Print each line exactly as it is given.

-- start --

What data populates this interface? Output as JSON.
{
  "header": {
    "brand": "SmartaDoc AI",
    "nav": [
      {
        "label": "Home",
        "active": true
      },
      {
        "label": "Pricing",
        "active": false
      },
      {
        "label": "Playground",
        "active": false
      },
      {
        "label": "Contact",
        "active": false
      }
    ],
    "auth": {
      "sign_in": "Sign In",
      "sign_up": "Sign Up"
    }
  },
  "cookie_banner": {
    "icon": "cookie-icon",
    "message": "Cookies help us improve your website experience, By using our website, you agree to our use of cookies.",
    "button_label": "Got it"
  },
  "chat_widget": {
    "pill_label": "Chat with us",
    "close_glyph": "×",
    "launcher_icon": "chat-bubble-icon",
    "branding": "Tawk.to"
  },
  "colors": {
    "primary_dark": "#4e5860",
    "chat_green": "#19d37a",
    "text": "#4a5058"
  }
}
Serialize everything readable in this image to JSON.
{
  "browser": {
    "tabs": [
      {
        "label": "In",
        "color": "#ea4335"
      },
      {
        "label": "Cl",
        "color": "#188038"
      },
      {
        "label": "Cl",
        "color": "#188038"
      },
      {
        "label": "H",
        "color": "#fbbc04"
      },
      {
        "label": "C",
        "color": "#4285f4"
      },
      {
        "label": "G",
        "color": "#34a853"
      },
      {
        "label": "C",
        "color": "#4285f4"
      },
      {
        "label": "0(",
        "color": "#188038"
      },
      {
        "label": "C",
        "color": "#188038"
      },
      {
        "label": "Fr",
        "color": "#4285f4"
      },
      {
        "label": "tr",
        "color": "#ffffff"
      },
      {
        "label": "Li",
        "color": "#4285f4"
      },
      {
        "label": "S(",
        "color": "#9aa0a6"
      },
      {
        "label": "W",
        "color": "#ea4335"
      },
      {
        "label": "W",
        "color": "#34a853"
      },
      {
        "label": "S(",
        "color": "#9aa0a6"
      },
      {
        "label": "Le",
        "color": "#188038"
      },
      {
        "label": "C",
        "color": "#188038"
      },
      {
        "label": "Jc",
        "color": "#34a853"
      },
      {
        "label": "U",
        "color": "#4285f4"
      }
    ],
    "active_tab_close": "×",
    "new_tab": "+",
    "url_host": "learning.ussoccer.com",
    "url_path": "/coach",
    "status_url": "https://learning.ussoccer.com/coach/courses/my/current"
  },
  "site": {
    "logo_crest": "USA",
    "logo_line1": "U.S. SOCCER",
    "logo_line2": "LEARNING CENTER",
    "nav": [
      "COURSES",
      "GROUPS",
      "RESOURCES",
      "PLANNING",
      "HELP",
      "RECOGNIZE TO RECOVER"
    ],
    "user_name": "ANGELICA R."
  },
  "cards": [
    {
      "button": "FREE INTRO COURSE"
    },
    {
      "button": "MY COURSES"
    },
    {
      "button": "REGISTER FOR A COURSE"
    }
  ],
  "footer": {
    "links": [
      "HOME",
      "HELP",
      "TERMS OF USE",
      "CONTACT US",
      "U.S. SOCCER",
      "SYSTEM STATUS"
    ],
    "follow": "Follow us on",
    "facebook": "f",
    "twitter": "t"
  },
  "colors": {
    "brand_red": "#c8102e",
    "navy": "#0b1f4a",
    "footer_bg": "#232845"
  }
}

-- end --

• [CORRECT ANSWER]:
What data populates this interface? Output as JSON.
{
  "header": {
    "brand": "SmartaDoc AI",
    "nav": [
      {
        "label": "Home",
        "active": true
      },
      {
        "label": "Pricing",
        "active": false
      },
      {
        "label": "Playground",
        "active": false
      },
      {
        "label": "Contact",
        "active": false
      }
    ],
    "auth": {
      "sign_in": "Sign In",
      "sign_up": "Sign Up"
    }
  },
  "cookie_banner": {
    "icon": "cookie-icon",
    "message": "Cookies help us improve your website experience, By using our website, you agree to our use of cookies.",
    "button_label": "Got it"
  },
  "chat_widget": {
    "pill_label": "Chat with us",
    "close_glyph": "×",
    "launcher_icon": "chat-bubble-icon",
    "branding": "Tawk.to"
  },
  "colors": {
    "primary_dark": "#4e5860",
    "chat_green": "#19d37a",
    "text": "#4a5058"
  }
}
Serialize everything readable in this image to JSON.
{
  "browser": {
    "tabs": [
      {
        "label": "In",
        "color": "#ea4335"
      },
      {
        "label": "Cl",
        "color": "#188038"
      },
      {
        "label": "Cl",
        "color": "#188038"
      },
      {
        "label": "H",
        "color": "#fbbc04"
      },
      {
        "label": "C",
        "color": "#4285f4"
      },
      {
        "label": "G",
        "color": "#34a853"
      },
      {
        "label": "C",
        "color": "#4285f4"
      },
      {
        "label": "0(",
        "color": "#188038"
      },
      {
        "label": "C",
        "color": "#188038"
      },
      {
        "label": "Fr",
        "color": "#4285f4"
      },
      {
        "label": "tr",
        "color": "#ffffff"
      },
      {
        "label": "Li",
        "color": "#4285f4"
      },
      {
        "label": "S(",
        "color": "#9aa0a6"
      },
      {
        "label": "W",
        "color": "#ea4335"
      },
      {
        "label": "W",
        "color": "#34a853"
      },
      {
        "label": "S(",
        "color": "#9aa0a6"
      },
      {
        "label": "Le",
        "color": "#188038"
      },
      {
        "label": "C",
        "color": "#188038"
      },
      {
        "label": "Jc",
        "color": "#34a853"
      },
      {
        "label": "U",
        "color": "#4285f4"
      }
    ],
    "active_tab_close": "×",
    "new_tab": "+",
    "url_host": "learning.ussoccer.com",
    "url_path": "/coach",
    "status_url": "https://learning.ussoccer.com/coach/courses/my/current"
  },
  "site": {
    "logo_crest": "USA",
    "logo_line1": "U.S. SOCCER",
    "logo_line2": "LEARNING CENTER",
    "nav": [
      "COURSES",
      "GROUPS",
      "RESOURCES",
      "PLANNING",
      "HELP",
      "RECOGNIZE TO RECOVER"
    ],
    "user_name": "ANGELICA R."
  },
  "cards": [
    {
      "button": "FREE INTRO COURSE"
    },
    {
      "button": "MY COURSES"
    },
    {
      "button": "REGISTER FOR A COURSE"
    }
  ],
  "footer": {
    "links": [
      "HOME",
      "HELP",
      "TERMS OF USE",
      "CONTACT US",
      "U.S. SOCCER",
      "SYSTEM STATUS"
    ],
    "follow": "Follow us on",
    "facebook": "f",
    "twitter": "t"
  },
  "colors": {
    "brand_red": "#c8102e",
    "navy": "#0b1f4a",
    "footer_bg": "#232845"
  }
}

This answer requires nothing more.